■ **Task list**
A: Repeat the post about Cuill's crawler bans word for word, everything from "Apart from the" down to "quality signal? :)".
B: Carry on the post about Cuill's crawler bans, starting after its final sentence.

■ **Passage given**
Webmasters these days get very touchy about letting new spiders walk all over their sites. There are so many scraper bots, email harvesters, exploit probers, students running Nutch on gigabit university pipes, and other ill-behaved new search bots that some site owners nervously huddle in forum bunkers anxiously scanning their logs for suspect new vistors, so they can quickly issue bot and ip bans.
Cuill, the search startup from ex-googlers anticipated to launch soon seems to have run a rather high rate crawl when they were getting started that generated a large number of robots.txt bans. Here is a list of sites which have banned Cuill's user-agent "Twiceler".
A well-behaved crawler needs to follow a set of loosely-defined behaviors to be 'polite' - don't crawl a site too fast, don't crawl any single IP address too fast, don't pull too much bandwidth from small sites by e.g. downloading tons of full res media that will never be indexed, meticulously obey robots.txt, identify itself with user-agent string that points to a detailed web page explaining the purpose of the bot, etc.
Apart from the widely-recongnized challenges to building a new search engine, sites like del.icio.us and compete.com that ban all new robots aside from the big 4 (Google, Yahoo, MSN and Ask) make it that much harder for a new entrant to gain a footing. However the web is so bloody vast that even tens of thousands of site bans are unlikely to make a significant impact in the aggregate perceived quality of a major new engine.
My initial take was that this had to be annoying for Cuill. As a crawler author, I can attest that getting each new site rejection personally hurts. :) But now I'm not so sure. Looking over the list, aside from a few major sites like Yelp, you could argue that getting all the forum seo's to robots exclude your new engine might actually help improve your index quality. Perhaps a Cuill robots ban is a quality signal? :)

Bounding box entries:
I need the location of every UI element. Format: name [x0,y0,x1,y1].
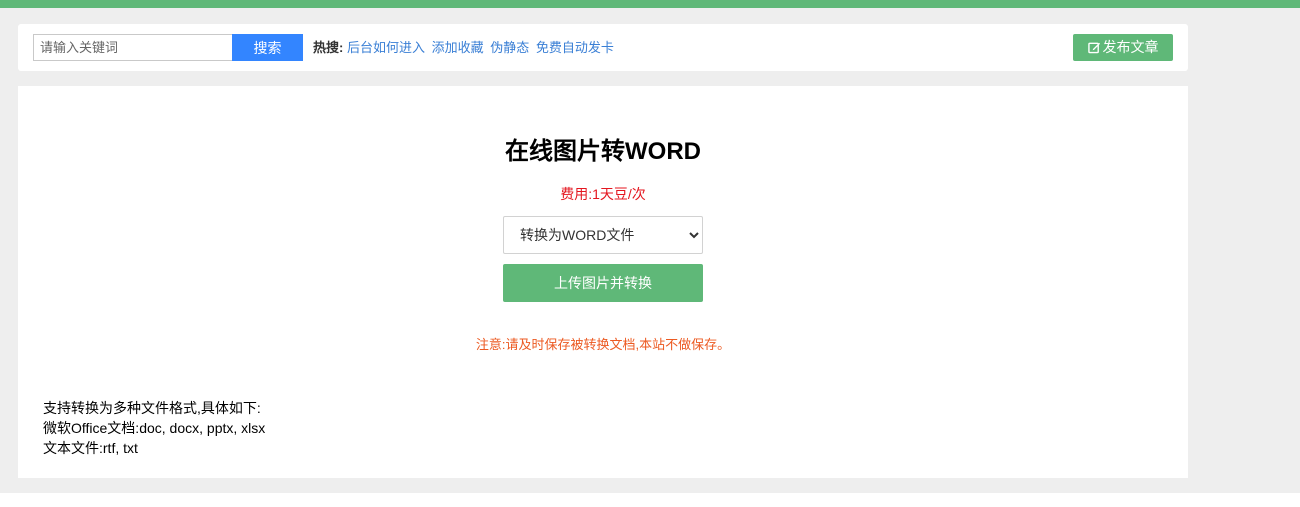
search-button[interactable]: 搜索 [232,34,303,61]
support-line-intro: 支持转换为多种文件格式,具体如下: [43,400,261,416]
supported-formats: 支持转换为多种文件格式,具体如下: 微软Office文档:doc, docx, … [43,398,265,458]
hot-link-free-auto-card[interactable]: 免费自动发卡 [536,40,614,55]
format-select[interactable]: 转换为WORD文件 [503,216,703,254]
upload-convert-button[interactable]: 上传图片并转换 [503,264,703,302]
fee-text: 费用:1天豆/次 [560,186,646,202]
publish-article-label: 发布文章 [1102,39,1159,55]
hot-link-add-favorite[interactable]: 添加收藏 [432,40,484,55]
publish-article-button[interactable]: 发布文章 [1073,34,1173,61]
converter-panel: 在线图片转WORD 费用:1天豆/次 转换为WORD文件 上传图片并转换 注意:… [18,86,1188,478]
search-bar: 搜索 热搜: 后台如何进入 添加收藏 伪静态 免费自动发卡 发布文章 [18,24,1188,71]
support-line-text: 文本文件:rtf, txt [43,440,138,456]
hot-label: 热搜: [313,40,344,55]
search-input[interactable] [33,34,233,61]
notice-text: 注意:请及时保存被转换文档,本站不做保存。 [475,337,731,352]
edit-icon [1087,42,1100,54]
page-title: 在线图片转WORD [505,138,701,165]
hot-link-pseudo-static[interactable]: 伪静态 [490,40,529,55]
hot-searches: 热搜: 后台如何进入 添加收藏 伪静态 免费自动发卡 [313,40,617,56]
hot-link-admin-entry[interactable]: 后台如何进入 [347,40,425,55]
top-accent-bar [0,0,1300,8]
support-line-office: 微软Office文档:doc, docx, pptx, xlsx [43,420,266,436]
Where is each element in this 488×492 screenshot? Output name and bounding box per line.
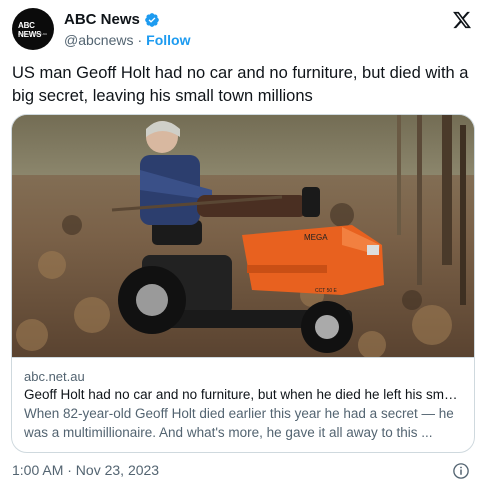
avatar[interactable]: ABC NEWS news.abc.net.au (12, 8, 54, 50)
avatar-logo-subtext: news.abc.net.au (18, 31, 48, 36)
card-meta: abc.net.au Geoff Holt had no car and no … (12, 357, 474, 452)
x-logo-icon[interactable] (452, 10, 472, 30)
info-icon[interactable] (452, 462, 470, 480)
name-row: ABC News (64, 11, 160, 28)
card-description: When 82-year-old Geoff Holt died earlier… (24, 406, 454, 440)
display-name[interactable]: ABC News (64, 11, 140, 28)
tweet-text: US man Geoff Holt had no car and no furn… (12, 64, 469, 105)
handle[interactable]: @abcnews (64, 32, 133, 48)
timestamp[interactable]: 1:00 AM · Nov 23, 2023 (12, 462, 159, 478)
mower-brand-text: MEGA (304, 233, 328, 242)
link-card[interactable]: MEGA CCT 50 E abc.net.au Geoff Holt had … (11, 114, 475, 453)
handle-row: @abcnews · Follow (64, 32, 190, 48)
separator-dot: · (137, 32, 143, 48)
tweet-footer: 1:00 AM · Nov 23, 2023 (12, 462, 476, 482)
mower-badge-text: CCT 50 E (315, 288, 338, 294)
verified-badge-icon (145, 12, 159, 27)
follow-button[interactable]: Follow (146, 32, 190, 48)
card-domain: abc.net.au (24, 369, 85, 384)
avatar-logo-text: ABC NEWS (18, 21, 42, 39)
tweet-header: ABC NEWS news.abc.net.au ABC News @abcne… (12, 8, 476, 52)
card-title[interactable]: Geoff Holt had no car and no furniture, … (24, 385, 462, 404)
card-image[interactable]: MEGA CCT 50 E (12, 115, 474, 357)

■ **Solved tasks**
A:
Apart from the widely-recongnized challenges to building a new search engine, sites like del.icio.us and compete.com that ban all new robots aside from the big 4 (Google, Yahoo, MSN and Ask) make it that much harder for a new entrant to gain a footing. However the web is so bloody vast that even tens of thousands of site bans are unlikely to make a significant impact in the aggregate perceived quality of a major new engine.
My initial take was that this had to be annoying for Cuill. As a crawler author, I can attest that getting each new site rejection personally hurts. :) But now I'm not so sure. Looking over the list, aside from a few major sites like Yelp, you could argue that getting all the forum seo's to robots exclude your new engine might actually help improve your index quality. Perhaps a Cuill robots ban is a quality signal? :)

B:
Comments (8)
That's pretty funny about the index:-)
Posted by Prakash S | April 8, 2008 10:16 AM
Posted on April 8, 2008 10:16
Rich,
This is an interesting post, but the text here implies that the Nutch crawler is "ill-behaved", which isn't the case. I'm one of the original contributors, and we wrote the crawler to observe every one of the polite practices you list. It won't even run out of the box - the user is forced to indicate a proper user-agent first.
Of course it's possible to force Nutch to do impolite things (it's open source), but the user has to be actively ill-intentioned, not simply a newbie or student.
Posted by Mike Cafarella | April 8, 2008 1:26 PM
Posted on April 8, 2008 13:26
Mike, sorry about that -- I didn't mean to imply that Nutch was a bad crawler. The suspicious webmasters do however frequently ban all open source crawlers as a matter of practice (along with things like wget), as a hurdle to keep the amateurs that downloaded some code and are running against the web off of their sites.
e.g.:
http://www.webmasterworld.com/search_engine_spiders/3407574.htm
Someone using Nutch would do well to customize the user-agent to avoid such bans.
Posted by Rich Skrenta | April 8, 2008 1:35 PM
Posted on April 8, 2008 13:35
How nice of you to supply this UNBLOCKED and indexed list of all of our site's robots.txt urls to make things easier on the site scrapers. You should not be linking to our robots.txt in this manner indexed or not.
Thw Twiceler bot is blocked from all of our sites merely for it's bad behavior.
I crawls where it should not be and basically wreaks havoc on a site when it does.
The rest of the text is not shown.